→ DIRECTION:
Which lines below hold the word "Taipei"? Copy all of them.

→ RECORDS SHOWN:
────────

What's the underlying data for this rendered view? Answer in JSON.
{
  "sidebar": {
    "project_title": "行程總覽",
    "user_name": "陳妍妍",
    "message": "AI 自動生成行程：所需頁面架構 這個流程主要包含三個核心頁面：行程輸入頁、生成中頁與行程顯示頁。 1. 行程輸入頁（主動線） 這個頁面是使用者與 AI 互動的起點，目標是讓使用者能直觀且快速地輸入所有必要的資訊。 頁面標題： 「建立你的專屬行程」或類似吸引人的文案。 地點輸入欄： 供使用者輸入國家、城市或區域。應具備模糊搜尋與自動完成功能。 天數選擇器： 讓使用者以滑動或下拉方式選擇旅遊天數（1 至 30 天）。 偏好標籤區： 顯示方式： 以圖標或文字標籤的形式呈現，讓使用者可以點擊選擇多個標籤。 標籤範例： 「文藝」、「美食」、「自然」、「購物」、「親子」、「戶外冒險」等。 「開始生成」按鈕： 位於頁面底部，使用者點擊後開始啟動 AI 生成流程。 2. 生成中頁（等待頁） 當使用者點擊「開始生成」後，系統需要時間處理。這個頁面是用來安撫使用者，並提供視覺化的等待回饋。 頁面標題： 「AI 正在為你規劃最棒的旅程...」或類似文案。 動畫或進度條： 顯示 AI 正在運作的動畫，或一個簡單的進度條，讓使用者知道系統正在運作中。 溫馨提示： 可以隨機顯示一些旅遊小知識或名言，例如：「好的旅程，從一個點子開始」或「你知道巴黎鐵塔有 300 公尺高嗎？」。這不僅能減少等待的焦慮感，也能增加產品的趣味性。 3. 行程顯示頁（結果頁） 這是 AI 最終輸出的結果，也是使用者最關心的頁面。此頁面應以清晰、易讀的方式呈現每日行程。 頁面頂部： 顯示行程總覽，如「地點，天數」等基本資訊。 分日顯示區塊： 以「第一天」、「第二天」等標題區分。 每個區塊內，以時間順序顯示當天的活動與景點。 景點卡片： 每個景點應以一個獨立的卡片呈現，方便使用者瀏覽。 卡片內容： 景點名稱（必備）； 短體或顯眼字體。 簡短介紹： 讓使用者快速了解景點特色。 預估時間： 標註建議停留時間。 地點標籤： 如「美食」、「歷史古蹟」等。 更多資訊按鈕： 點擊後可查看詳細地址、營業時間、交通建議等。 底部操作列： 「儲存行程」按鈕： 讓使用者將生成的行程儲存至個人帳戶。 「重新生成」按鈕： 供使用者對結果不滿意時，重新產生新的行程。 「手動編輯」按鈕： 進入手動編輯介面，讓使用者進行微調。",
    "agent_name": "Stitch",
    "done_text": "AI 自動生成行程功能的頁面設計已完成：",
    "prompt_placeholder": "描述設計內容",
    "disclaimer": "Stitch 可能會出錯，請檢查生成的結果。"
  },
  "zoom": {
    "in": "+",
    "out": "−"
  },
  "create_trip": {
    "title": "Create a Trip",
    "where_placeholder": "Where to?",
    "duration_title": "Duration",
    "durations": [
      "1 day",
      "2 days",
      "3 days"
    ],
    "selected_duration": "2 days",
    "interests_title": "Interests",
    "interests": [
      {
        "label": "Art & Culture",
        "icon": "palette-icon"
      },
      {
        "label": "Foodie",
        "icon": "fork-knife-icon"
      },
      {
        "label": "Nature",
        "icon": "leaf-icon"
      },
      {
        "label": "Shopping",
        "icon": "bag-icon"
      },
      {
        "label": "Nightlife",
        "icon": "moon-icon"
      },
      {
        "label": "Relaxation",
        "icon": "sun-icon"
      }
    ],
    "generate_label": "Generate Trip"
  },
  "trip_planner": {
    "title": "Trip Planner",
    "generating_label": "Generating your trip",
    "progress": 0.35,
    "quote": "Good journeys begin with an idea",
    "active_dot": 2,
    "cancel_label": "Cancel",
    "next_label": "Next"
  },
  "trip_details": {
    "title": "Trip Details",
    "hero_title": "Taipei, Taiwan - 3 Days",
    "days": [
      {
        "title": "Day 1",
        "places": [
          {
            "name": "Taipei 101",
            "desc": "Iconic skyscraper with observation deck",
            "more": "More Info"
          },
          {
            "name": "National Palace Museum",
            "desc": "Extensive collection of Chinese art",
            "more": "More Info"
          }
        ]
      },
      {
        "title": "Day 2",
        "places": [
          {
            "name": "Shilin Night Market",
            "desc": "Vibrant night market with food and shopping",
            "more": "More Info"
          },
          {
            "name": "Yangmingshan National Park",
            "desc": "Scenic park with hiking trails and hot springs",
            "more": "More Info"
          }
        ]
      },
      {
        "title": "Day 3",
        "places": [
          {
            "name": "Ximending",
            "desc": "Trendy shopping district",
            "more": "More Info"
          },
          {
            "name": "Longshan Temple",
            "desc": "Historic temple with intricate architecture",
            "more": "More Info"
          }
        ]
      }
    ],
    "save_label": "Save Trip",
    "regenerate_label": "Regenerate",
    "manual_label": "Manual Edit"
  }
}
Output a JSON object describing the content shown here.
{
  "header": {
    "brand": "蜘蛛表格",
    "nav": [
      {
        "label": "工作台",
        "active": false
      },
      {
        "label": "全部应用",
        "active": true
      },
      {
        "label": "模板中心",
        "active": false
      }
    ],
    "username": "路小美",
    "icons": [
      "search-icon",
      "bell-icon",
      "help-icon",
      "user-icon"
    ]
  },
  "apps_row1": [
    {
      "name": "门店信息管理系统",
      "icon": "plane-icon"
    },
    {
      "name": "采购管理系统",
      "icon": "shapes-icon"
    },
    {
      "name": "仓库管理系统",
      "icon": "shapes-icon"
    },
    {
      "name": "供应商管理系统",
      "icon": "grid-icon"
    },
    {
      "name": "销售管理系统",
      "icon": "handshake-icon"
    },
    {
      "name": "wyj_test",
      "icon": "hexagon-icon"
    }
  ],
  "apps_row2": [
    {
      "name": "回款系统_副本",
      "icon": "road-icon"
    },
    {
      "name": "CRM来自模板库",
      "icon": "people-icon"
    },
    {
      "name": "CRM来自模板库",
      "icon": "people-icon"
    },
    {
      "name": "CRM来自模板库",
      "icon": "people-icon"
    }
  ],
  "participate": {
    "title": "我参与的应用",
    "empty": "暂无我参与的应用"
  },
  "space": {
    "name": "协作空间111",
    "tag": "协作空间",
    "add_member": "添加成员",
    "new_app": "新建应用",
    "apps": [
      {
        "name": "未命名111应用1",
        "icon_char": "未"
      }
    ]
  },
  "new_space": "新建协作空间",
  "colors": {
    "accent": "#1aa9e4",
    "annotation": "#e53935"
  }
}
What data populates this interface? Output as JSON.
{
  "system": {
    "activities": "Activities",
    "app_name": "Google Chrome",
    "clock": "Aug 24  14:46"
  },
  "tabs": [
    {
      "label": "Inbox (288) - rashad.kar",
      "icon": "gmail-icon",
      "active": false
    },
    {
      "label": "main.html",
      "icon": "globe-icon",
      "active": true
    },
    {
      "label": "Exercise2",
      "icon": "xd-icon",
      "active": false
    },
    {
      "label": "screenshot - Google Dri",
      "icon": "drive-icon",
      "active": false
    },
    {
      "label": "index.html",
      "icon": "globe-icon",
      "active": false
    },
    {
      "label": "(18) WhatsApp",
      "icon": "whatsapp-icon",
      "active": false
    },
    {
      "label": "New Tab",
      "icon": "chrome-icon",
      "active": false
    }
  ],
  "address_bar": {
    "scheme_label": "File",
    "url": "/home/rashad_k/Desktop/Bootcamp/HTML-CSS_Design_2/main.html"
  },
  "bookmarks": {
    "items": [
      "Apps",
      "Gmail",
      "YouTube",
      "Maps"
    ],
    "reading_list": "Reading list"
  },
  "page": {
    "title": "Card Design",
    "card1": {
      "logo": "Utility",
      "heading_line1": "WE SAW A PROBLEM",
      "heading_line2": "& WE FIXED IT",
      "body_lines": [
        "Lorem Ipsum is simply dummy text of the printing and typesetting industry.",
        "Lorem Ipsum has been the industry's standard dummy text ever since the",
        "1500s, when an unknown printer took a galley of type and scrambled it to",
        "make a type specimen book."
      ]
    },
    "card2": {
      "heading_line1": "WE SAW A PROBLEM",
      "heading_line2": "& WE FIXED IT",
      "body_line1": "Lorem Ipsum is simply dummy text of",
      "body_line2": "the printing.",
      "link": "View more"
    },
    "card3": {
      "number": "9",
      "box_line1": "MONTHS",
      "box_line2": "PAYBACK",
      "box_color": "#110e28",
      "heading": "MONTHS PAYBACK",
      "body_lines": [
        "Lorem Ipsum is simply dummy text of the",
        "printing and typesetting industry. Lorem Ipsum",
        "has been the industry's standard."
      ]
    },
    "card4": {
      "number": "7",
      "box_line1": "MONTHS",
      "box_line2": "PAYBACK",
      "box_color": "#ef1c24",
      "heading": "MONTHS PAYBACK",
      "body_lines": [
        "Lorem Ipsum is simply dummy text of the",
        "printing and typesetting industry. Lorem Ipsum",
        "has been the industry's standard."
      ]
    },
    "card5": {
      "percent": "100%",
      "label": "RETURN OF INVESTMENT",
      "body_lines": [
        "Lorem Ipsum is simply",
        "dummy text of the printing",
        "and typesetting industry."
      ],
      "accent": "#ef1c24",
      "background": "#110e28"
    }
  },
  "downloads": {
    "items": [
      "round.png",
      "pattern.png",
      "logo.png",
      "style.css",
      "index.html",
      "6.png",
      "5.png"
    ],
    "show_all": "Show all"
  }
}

────────

→ THE RESULT:
    "hero_title": "Taipei, Taiwan - 3 Days",
            "name": "Taipei 101",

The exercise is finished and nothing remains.